● THE RECORDS:
=======

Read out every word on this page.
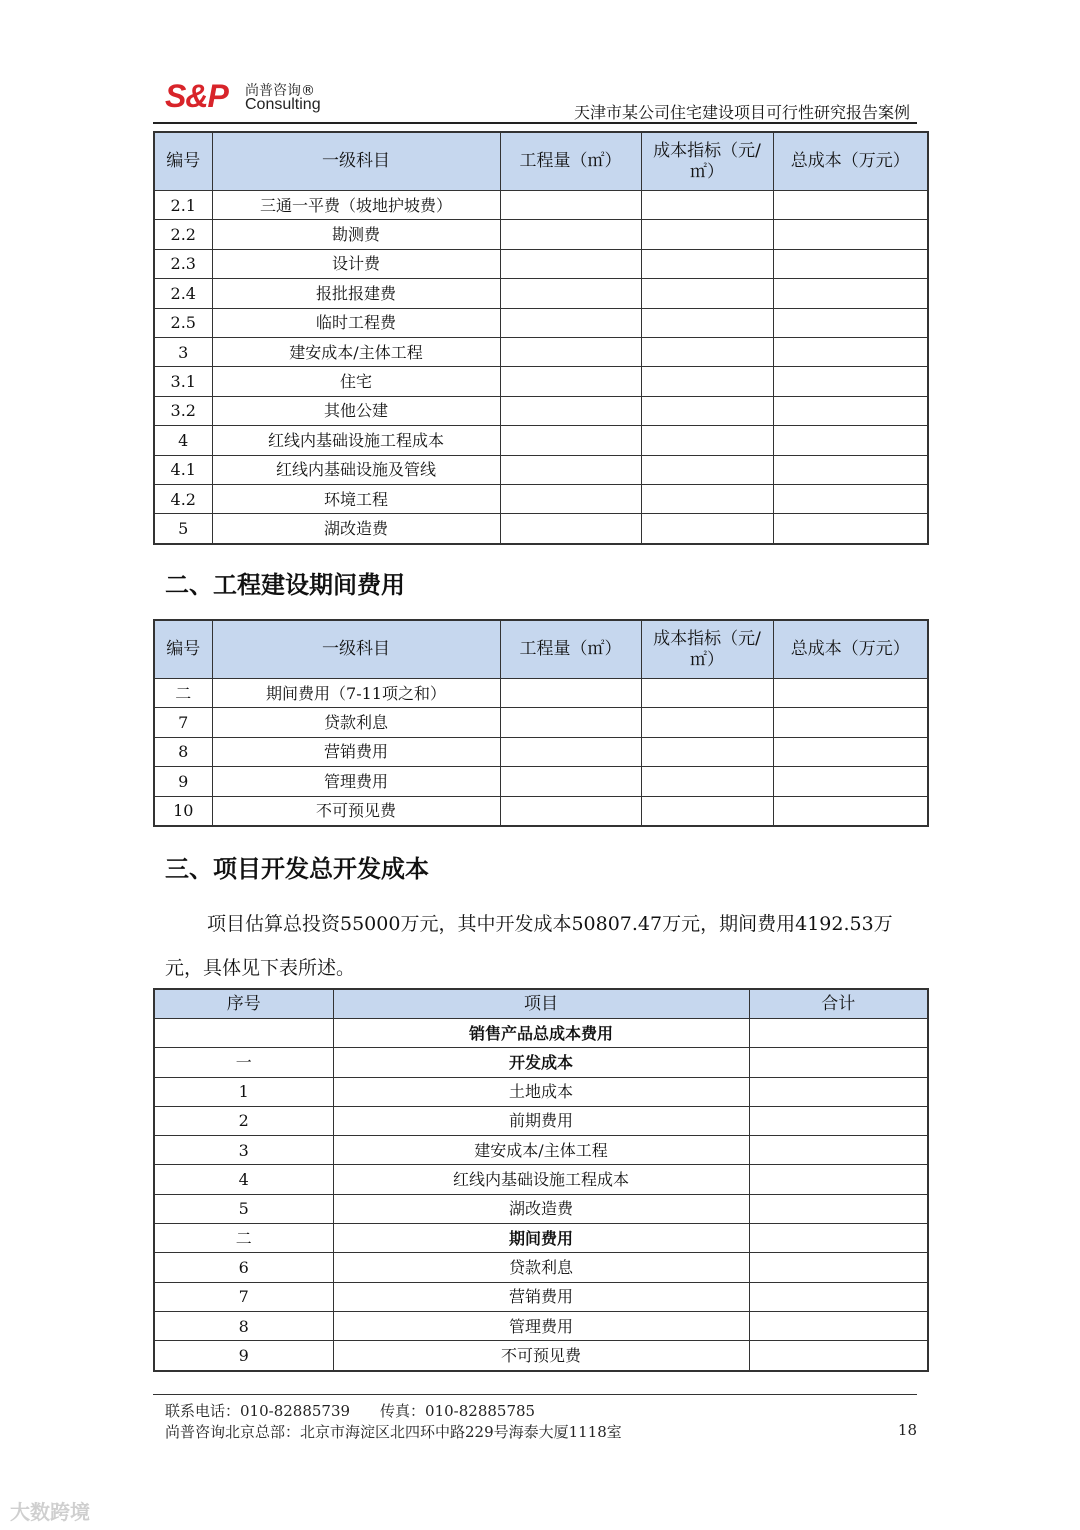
S&P 尚普咨询®
Consulting	天津市某公司住宅建设项目可行性研究报告案例
编号	一级科目	工程量（㎡）	成本指标（元/㎡）	总成本（万元）
2.1	三通一平费（坡地护坡费）			
2.2	勘测费			
2.3	设计费			
2.4	报批报建费			
2.5	临时工程费			
3	建安成本/主体工程			
3.1	住宅			
3.2	其他公建			
4	红线内基础设施工程成本			
4.1	红线内基础设施及管线			
4.2	环境工程			
5	湖改造费			
二、工程建设期间费用
编号	一级科目	工程量（㎡）	成本指标（元/㎡）	总成本（万元）
二	期间费用（7-11项之和）			
7	贷款利息			
8	营销费用			
9	管理费用			
10	不可预见费			
三、项目开发总开发成本
项目估算总投资55000万元，其中开发成本50807.47万元，期间费用4192.53万元，具体见下表所述。
序号	项目	合计
	销售产品总成本费用	
一	开发成本	
1	土地成本	
2	前期费用	
3	建安成本/主体工程	
4	红线内基础设施工程成本	
5	湖改造费	
二	期间费用	
6	贷款利息	
7	营销费用	
8	管理费用	
9	不可预见费	
联系电话：010-82885739　　传真：010-82885785
尚普咨询北京总部：北京市海淀区北四环中路229号海泰大厦1118室	18
大数跨境
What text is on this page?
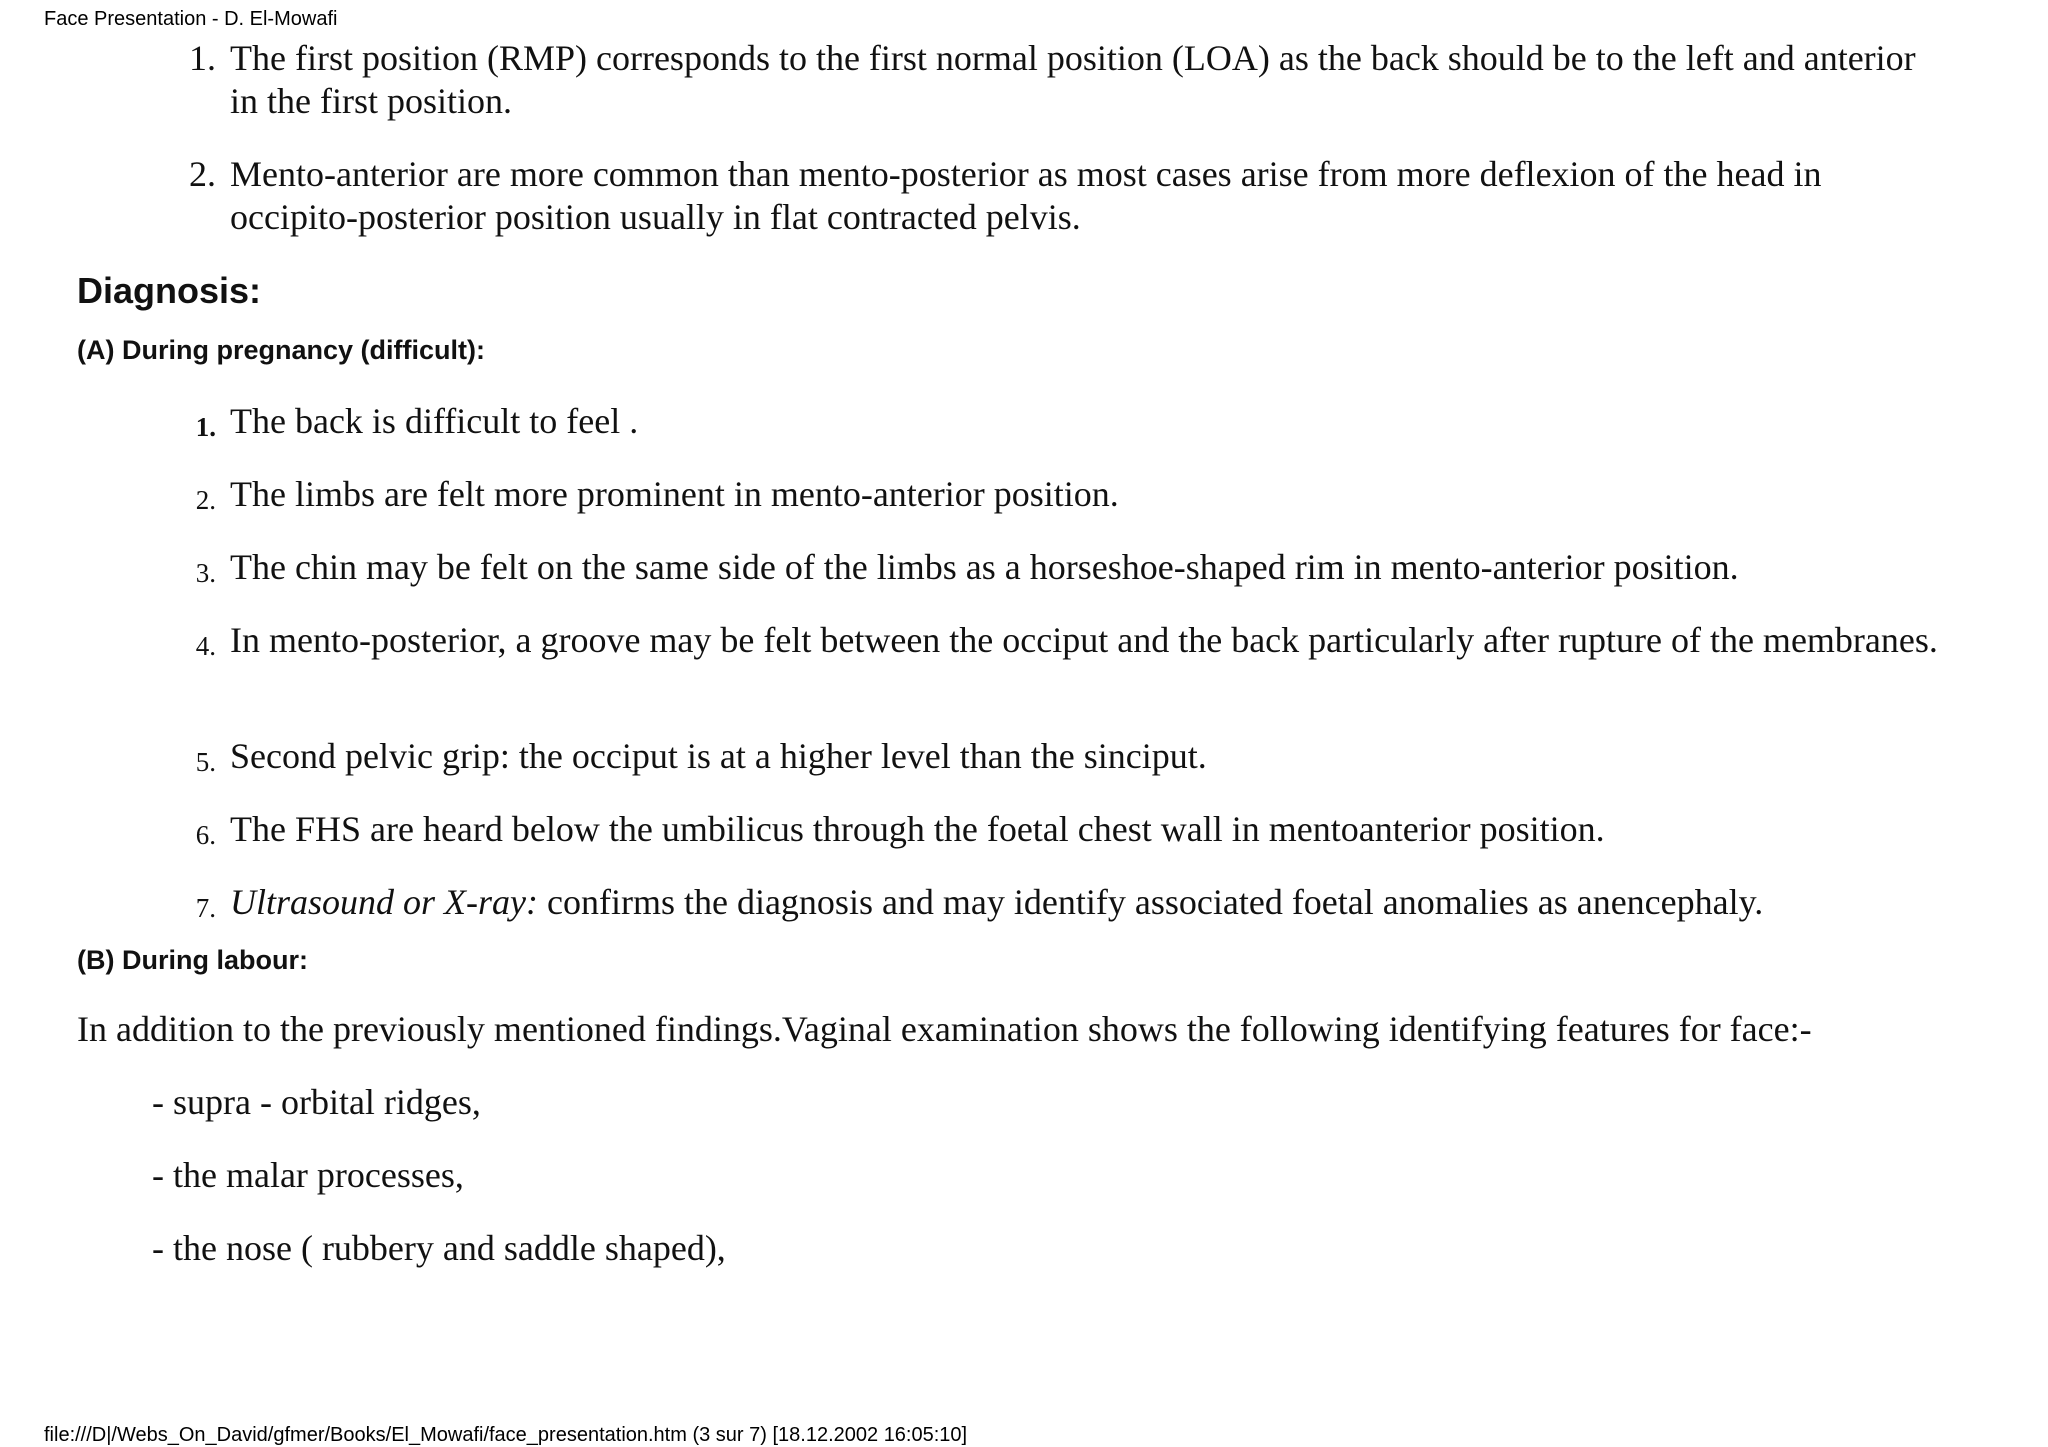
Face Presentation - D. El-Mowafi
1. The first position (RMP) corresponds to the first normal position (LOA) as the back should be to the left and anterior in the first position.
2. Mento-anterior are more common than mento-posterior as most cases arise from more deflexion of the head in occipito-posterior position usually in flat contracted pelvis.
Diagnosis:
(A) During pregnancy (difficult):
1. The back is difficult to feel .
2. The limbs are felt more prominent in mento-anterior position.
3. The chin may be felt on the same side of the limbs as a horseshoe-shaped rim in mento-anterior position.
4. In mento-posterior, a groove may be felt between the occiput and the back particularly after rupture of the membranes.
5. Second pelvic grip: the occiput is at a higher level than the sinciput.
6. The FHS are heard below the umbilicus through the foetal chest wall in mentoanterior position.
7. Ultrasound or X-ray: confirms the diagnosis and may identify associated foetal anomalies as anencephaly.
(B) During labour:
In addition to the previously mentioned findings.Vaginal examination shows the following identifying features for face:-
- supra - orbital ridges,
- the malar processes,
- the nose ( rubbery and saddle shaped),
file:///D|/Webs_On_David/gfmer/Books/El_Mowafi/face_presentation.htm (3 sur 7) [18.12.2002 16:05:10]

=======

● GIVEN PROBLEM: Reproduce the whole listing above word for word, but not its pictures.

● FULL ANSWER:
Read out every word on this page.
S&P 尚普咨询®
Consulting	天津市某公司住宅建设项目可行性研究报告案例
编号	一级科目	工程量（㎡）	成本指标（元/㎡）	总成本（万元）
2.1	三通一平费（坡地护坡费）			
2.2	勘测费			
2.3	设计费			
2.4	报批报建费			
2.5	临时工程费			
3	建安成本/主体工程			
3.1	住宅			
3.2	其他公建			
4	红线内基础设施工程成本			
4.1	红线内基础设施及管线			
4.2	环境工程			
5	湖改造费			
二、工程建设期间费用
编号	一级科目	工程量（㎡）	成本指标（元/㎡）	总成本（万元）
二	期间费用（7-11项之和）			
7	贷款利息			
8	营销费用			
9	管理费用			
10	不可预见费			
三、项目开发总开发成本
项目估算总投资55000万元，其中开发成本50807.47万元，期间费用4192.53万元，具体见下表所述。
序号	项目	合计
	销售产品总成本费用	
一	开发成本	
1	土地成本	
2	前期费用	
3	建安成本/主体工程	
4	红线内基础设施工程成本	
5	湖改造费	
二	期间费用	
6	贷款利息	
7	营销费用	
8	管理费用	
9	不可预见费	
联系电话：010-82885739　　传真：010-82885785
尚普咨询北京总部：北京市海淀区北四环中路229号海泰大厦1118室	18
大数跨境
What text is on this page?
Face Presentation - D. El-Mowafi
1. The first position (RMP) corresponds to the first normal position (LOA) as the back should be to the left and anterior in the first position.
2. Mento-anterior are more common than mento-posterior as most cases arise from more deflexion of the head in occipito-posterior position usually in flat contracted pelvis.
Diagnosis:
(A) During pregnancy (difficult):
1. The back is difficult to feel .
2. The limbs are felt more prominent in mento-anterior position.
3. The chin may be felt on the same side of the limbs as a horseshoe-shaped rim in mento-anterior position.
4. In mento-posterior, a groove may be felt between the occiput and the back particularly after rupture of the membranes.
5. Second pelvic grip: the occiput is at a higher level than the sinciput.
6. The FHS are heard below the umbilicus through the foetal chest wall in mentoanterior position.
7. Ultrasound or X-ray: confirms the diagnosis and may identify associated foetal anomalies as anencephaly.
(B) During labour:
In addition to the previously mentioned findings.Vaginal examination shows the following identifying features for face:-
- supra - orbital ridges,
- the malar processes,
- the nose ( rubbery and saddle shaped),
file:///D|/Webs_On_David/gfmer/Books/El_Mowafi/face_presentation.htm (3 sur 7) [18.12.2002 16:05:10]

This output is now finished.